Input records:
------------
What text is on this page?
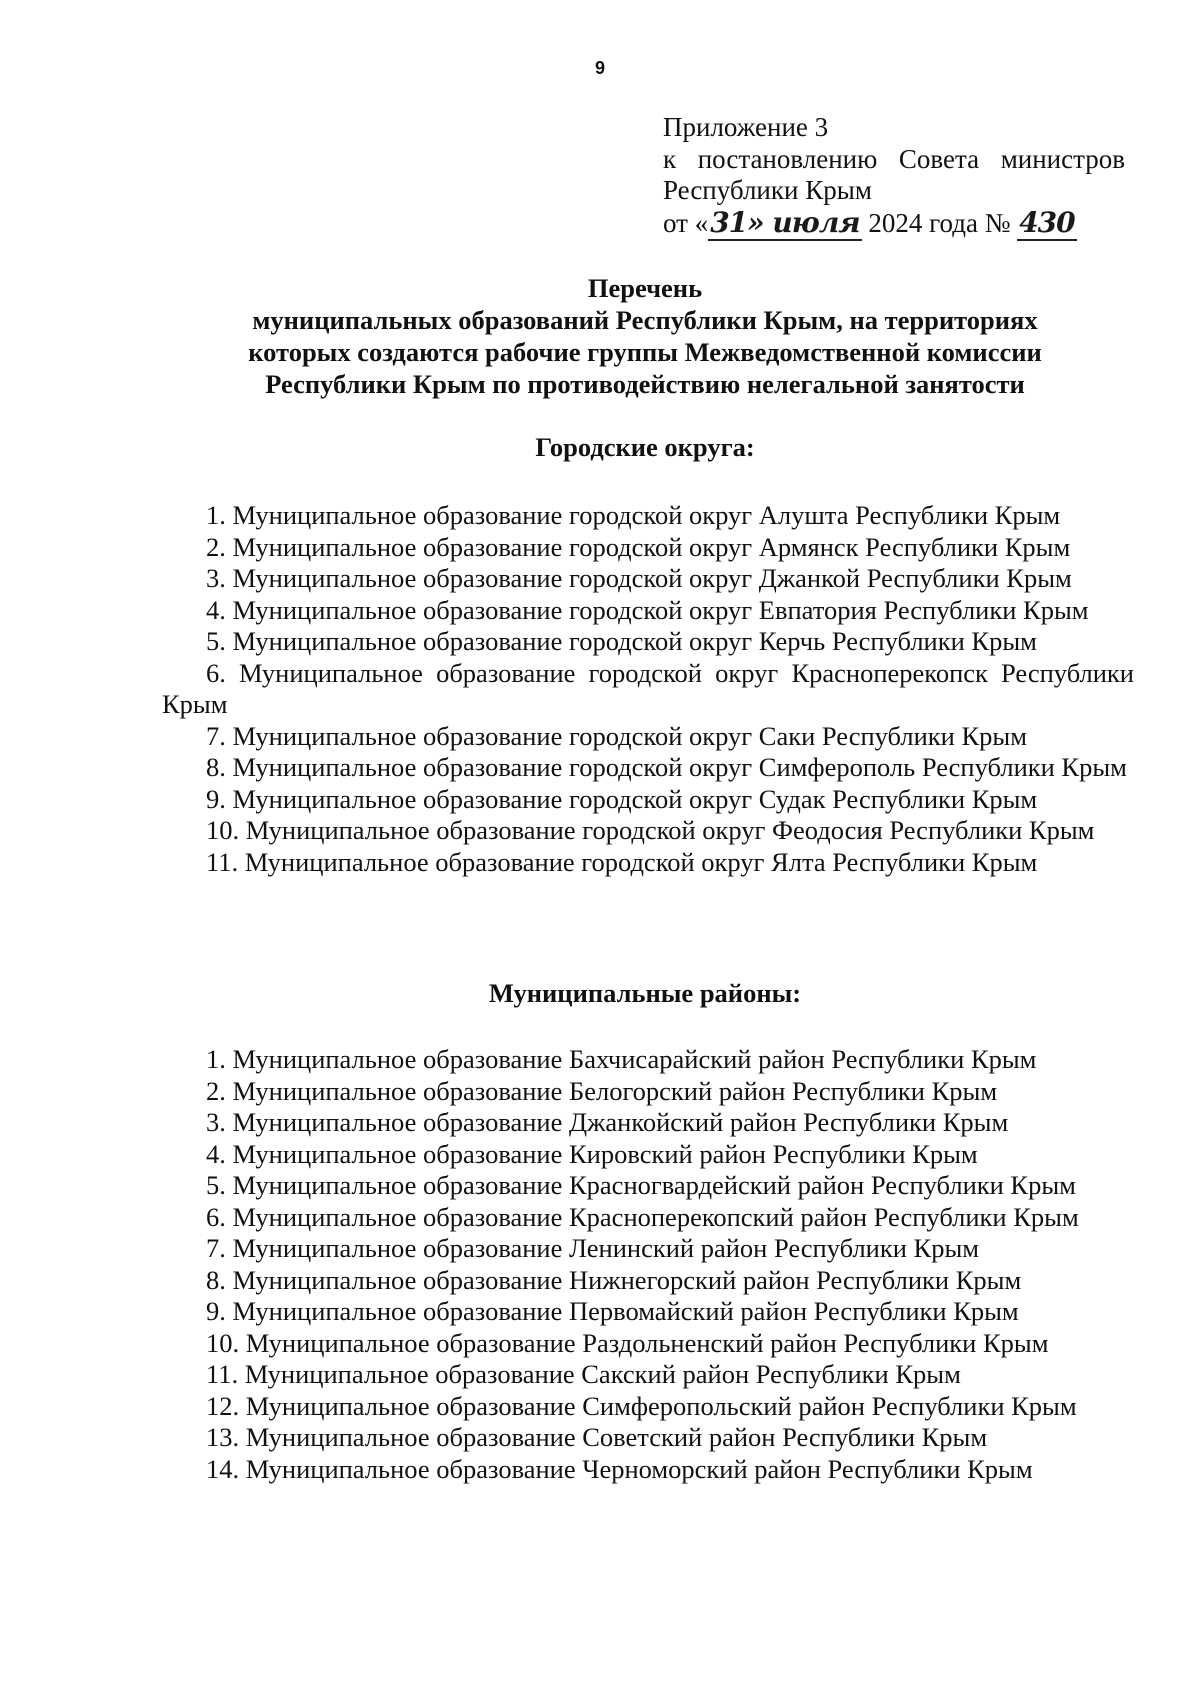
9
Приложение 3
к постановлению Совета министров
Республики Крым
от «31» июля 2024 года № 430
Перечень
муниципальных образований Республики Крым, на территориях
которых создаются рабочие группы Межведомственной комиссии
Республики Крым по противодействию нелегальной занятости
Городские округа:
1. Муниципальное образование городской округ Алушта Республики Крым
2. Муниципальное образование городской округ Армянск Республики Крым
3. Муниципальное образование городской округ Джанкой Республики Крым
4. Муниципальное образование городской округ Евпатория Республики Крым
5. Муниципальное образование городской округ Керчь Республики Крым
6. Муниципальное образование городской округ Красноперекопск Республики Крым
7. Муниципальное образование городской округ Саки Республики Крым
8. Муниципальное образование городской округ Симферополь Республики Крым
9. Муниципальное образование городской округ Судак Республики Крым
10. Муниципальное образование городской округ Феодосия Республики Крым
11. Муниципальное образование городской округ Ялта Республики Крым
Муниципальные районы:
1. Муниципальное образование Бахчисарайский район Республики Крым
2. Муниципальное образование Белогорский район Республики Крым
3. Муниципальное образование Джанкойский район Республики Крым
4. Муниципальное образование Кировский район Республики Крым
5. Муниципальное образование Красногвардейский район Республики Крым
6. Муниципальное образование Красноперекопский район Республики Крым
7. Муниципальное образование Ленинский район Республики Крым
8. Муниципальное образование Нижнегорский район Республики Крым
9. Муниципальное образование Первомайский район Республики Крым
10. Муниципальное образование Раздольненский район Республики Крым
11. Муниципальное образование Сакский район Республики Крым
12. Муниципальное образование Симферопольский район Республики Крым
13. Муниципальное образование Советский район Республики Крым
14. Муниципальное образование Черноморский район Республики Крым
------------
Your goal: Repeat the records in full, exactly as they appear, without the pictures.

Answer for the task:
What text is on this page?
9
Приложение 3
к постановлению Совета министров
Республики Крым
от «31» июля 2024 года № 430
Перечень
муниципальных образований Республики Крым, на территориях
которых создаются рабочие группы Межведомственной комиссии
Республики Крым по противодействию нелегальной занятости
Городские округа:
1. Муниципальное образование городской округ Алушта Республики Крым
2. Муниципальное образование городской округ Армянск Республики Крым
3. Муниципальное образование городской округ Джанкой Республики Крым
4. Муниципальное образование городской округ Евпатория Республики Крым
5. Муниципальное образование городской округ Керчь Республики Крым
6. Муниципальное образование городской округ Красноперекопск Республики Крым
7. Муниципальное образование городской округ Саки Республики Крым
8. Муниципальное образование городской округ Симферополь Республики Крым
9. Муниципальное образование городской округ Судак Республики Крым
10. Муниципальное образование городской округ Феодосия Республики Крым
11. Муниципальное образование городской округ Ялта Республики Крым
Муниципальные районы:
1. Муниципальное образование Бахчисарайский район Республики Крым
2. Муниципальное образование Белогорский район Республики Крым
3. Муниципальное образование Джанкойский район Республики Крым
4. Муниципальное образование Кировский район Республики Крым
5. Муниципальное образование Красногвардейский район Республики Крым
6. Муниципальное образование Красноперекопский район Республики Крым
7. Муниципальное образование Ленинский район Республики Крым
8. Муниципальное образование Нижнегорский район Республики Крым
9. Муниципальное образование Первомайский район Республики Крым
10. Муниципальное образование Раздольненский район Республики Крым
11. Муниципальное образование Сакский район Республики Крым
12. Муниципальное образование Симферопольский район Республики Крым
13. Муниципальное образование Советский район Республики Крым
14. Муниципальное образование Черноморский район Республики Крым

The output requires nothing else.